RECORD LIST:
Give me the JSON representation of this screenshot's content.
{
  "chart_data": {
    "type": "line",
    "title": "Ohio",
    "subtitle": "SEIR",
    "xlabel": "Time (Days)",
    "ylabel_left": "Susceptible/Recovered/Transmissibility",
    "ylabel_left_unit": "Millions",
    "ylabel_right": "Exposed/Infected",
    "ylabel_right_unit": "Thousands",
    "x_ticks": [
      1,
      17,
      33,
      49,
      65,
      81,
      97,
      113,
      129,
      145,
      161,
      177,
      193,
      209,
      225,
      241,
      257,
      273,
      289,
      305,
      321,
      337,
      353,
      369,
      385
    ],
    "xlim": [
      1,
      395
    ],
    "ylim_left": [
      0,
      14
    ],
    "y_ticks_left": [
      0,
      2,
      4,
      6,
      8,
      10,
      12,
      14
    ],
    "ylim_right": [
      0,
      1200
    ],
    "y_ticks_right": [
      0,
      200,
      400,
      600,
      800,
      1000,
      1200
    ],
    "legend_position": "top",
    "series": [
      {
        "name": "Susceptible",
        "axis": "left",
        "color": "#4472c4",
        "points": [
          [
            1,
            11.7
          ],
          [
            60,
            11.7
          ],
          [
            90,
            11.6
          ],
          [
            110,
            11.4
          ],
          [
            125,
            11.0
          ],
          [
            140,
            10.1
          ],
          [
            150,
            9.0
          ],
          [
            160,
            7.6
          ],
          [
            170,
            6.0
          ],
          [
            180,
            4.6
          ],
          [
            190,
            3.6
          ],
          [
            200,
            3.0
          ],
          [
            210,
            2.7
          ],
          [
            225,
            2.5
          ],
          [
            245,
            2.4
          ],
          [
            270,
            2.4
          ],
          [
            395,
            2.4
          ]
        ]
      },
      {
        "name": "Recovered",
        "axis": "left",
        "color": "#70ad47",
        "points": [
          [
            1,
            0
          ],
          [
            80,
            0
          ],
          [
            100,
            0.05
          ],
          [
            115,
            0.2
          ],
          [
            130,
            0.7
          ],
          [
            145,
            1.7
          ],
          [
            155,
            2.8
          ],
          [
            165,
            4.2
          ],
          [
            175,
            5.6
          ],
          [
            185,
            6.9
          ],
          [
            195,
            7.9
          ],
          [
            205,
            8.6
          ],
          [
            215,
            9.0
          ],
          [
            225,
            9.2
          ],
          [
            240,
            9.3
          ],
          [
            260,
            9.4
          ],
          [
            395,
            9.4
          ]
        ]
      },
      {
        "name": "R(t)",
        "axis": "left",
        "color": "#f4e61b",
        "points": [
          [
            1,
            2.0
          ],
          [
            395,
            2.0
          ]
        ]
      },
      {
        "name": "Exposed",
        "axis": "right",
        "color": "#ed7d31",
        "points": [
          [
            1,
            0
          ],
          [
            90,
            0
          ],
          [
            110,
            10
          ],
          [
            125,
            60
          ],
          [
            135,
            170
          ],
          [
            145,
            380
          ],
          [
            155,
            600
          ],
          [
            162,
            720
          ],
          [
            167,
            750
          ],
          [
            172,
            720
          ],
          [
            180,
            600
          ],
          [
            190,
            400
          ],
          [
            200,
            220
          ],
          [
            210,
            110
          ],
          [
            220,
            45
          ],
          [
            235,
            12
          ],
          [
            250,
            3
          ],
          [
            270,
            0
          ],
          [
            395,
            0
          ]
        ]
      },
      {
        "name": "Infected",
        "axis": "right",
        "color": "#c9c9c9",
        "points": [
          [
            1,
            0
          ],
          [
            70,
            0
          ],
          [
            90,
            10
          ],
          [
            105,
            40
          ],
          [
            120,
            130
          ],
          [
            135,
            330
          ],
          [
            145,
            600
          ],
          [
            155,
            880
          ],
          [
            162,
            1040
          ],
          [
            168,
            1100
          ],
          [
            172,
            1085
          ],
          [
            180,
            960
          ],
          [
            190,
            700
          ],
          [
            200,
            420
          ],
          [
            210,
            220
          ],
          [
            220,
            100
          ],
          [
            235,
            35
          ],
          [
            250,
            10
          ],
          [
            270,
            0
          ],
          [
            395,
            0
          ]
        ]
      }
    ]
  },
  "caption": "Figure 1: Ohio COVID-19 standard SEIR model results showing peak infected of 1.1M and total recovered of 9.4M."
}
==
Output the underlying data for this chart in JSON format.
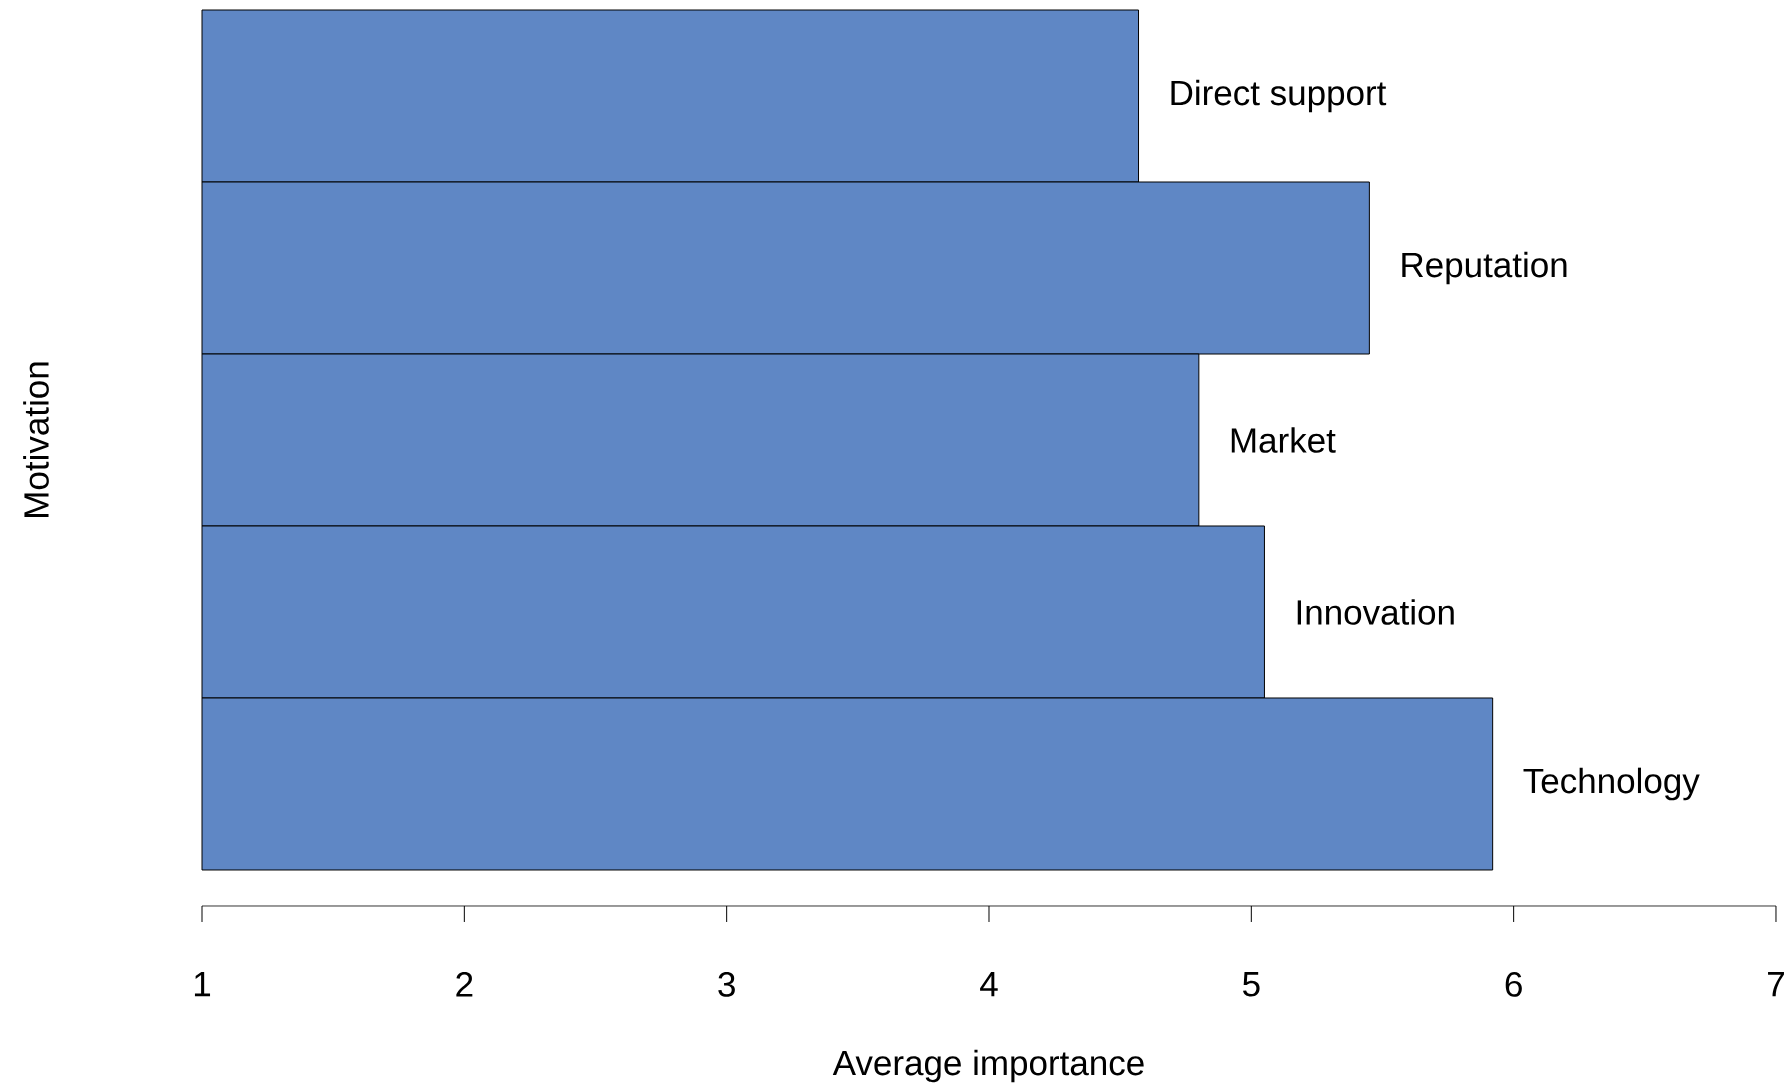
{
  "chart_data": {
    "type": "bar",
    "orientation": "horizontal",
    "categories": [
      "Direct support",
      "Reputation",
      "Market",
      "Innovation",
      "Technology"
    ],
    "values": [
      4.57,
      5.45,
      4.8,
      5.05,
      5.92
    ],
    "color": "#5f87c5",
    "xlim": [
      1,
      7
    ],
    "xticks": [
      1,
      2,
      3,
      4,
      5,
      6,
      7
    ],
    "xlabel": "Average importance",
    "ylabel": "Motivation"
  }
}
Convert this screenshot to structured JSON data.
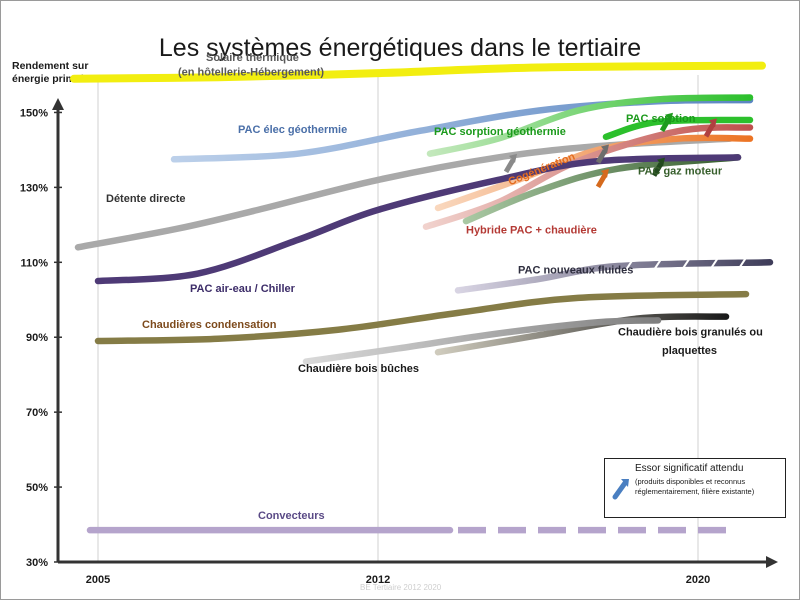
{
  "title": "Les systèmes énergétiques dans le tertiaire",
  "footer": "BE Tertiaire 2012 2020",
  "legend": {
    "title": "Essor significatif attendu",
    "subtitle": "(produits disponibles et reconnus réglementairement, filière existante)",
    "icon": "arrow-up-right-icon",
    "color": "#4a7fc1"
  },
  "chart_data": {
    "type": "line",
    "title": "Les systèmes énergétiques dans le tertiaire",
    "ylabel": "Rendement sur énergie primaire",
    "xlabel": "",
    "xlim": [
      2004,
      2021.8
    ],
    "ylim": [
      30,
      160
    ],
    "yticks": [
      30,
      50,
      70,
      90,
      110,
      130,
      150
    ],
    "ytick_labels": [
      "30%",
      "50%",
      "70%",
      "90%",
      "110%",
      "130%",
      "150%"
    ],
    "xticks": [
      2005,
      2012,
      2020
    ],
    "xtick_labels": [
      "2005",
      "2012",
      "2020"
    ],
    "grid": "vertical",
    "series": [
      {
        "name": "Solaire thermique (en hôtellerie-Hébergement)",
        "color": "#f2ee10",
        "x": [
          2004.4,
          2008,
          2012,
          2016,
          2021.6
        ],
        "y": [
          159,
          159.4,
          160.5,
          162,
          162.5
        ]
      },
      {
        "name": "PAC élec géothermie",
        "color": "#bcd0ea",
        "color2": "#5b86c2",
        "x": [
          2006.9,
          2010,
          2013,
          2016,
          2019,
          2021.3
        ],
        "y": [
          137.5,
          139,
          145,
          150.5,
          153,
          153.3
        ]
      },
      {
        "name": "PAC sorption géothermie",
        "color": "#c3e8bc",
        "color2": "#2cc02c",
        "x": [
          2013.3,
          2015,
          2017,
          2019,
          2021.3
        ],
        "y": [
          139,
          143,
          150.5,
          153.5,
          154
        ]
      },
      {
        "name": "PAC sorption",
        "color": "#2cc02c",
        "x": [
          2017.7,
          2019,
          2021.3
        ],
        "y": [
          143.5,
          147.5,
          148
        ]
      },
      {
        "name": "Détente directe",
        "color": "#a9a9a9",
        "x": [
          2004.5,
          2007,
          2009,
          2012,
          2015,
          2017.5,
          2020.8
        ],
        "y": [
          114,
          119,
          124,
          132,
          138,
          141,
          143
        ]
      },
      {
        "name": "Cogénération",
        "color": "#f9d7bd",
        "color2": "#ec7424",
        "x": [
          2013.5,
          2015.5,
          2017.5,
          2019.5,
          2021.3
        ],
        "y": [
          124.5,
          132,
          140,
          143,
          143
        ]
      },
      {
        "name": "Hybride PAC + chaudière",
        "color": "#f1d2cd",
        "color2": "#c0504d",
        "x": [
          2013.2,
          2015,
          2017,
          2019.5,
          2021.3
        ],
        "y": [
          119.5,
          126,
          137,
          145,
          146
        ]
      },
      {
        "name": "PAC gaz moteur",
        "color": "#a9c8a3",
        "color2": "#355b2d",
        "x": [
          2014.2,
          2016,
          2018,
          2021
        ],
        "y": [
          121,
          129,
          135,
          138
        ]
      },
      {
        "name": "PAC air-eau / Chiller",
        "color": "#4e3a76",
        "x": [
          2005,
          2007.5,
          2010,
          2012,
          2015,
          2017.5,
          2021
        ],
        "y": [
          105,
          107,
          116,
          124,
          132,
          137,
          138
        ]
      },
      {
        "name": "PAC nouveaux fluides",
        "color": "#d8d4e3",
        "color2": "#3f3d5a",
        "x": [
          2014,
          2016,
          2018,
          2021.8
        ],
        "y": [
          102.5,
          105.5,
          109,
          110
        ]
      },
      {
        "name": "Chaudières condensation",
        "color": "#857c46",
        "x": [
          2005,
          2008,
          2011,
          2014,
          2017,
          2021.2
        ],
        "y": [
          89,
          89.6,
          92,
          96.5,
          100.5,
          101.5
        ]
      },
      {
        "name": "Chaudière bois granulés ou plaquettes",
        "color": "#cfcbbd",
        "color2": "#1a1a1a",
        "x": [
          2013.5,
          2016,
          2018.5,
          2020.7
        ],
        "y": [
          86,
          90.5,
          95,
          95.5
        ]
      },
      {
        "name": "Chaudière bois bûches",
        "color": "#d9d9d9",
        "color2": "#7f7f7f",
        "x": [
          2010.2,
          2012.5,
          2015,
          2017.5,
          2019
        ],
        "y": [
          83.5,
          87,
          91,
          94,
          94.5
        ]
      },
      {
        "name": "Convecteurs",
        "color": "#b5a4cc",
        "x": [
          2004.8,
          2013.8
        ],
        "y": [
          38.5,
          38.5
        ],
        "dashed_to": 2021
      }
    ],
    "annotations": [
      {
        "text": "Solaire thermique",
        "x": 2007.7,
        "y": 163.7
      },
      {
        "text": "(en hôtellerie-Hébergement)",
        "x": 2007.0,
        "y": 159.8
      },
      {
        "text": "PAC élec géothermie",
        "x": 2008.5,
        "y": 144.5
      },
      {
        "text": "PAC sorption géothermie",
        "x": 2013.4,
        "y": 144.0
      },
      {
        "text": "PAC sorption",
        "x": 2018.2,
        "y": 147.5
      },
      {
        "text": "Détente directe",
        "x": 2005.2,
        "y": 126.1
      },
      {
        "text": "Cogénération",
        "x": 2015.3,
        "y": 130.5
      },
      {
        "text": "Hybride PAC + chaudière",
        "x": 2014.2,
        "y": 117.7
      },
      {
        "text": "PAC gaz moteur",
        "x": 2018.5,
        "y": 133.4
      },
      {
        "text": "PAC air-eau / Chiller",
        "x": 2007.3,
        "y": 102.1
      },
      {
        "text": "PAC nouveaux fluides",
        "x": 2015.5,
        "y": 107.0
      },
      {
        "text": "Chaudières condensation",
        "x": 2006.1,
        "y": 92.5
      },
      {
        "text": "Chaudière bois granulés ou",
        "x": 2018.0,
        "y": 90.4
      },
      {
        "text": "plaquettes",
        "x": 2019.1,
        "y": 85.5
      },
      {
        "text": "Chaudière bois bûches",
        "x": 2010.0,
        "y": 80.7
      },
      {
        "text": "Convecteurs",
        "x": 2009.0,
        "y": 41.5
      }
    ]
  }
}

YOUR GOAL: Check every line of the data, and copy the ones that contain "Exposed".

TASK RESULT:
    "ylabel_right": "Exposed/Infected",
        "name": "Exposed",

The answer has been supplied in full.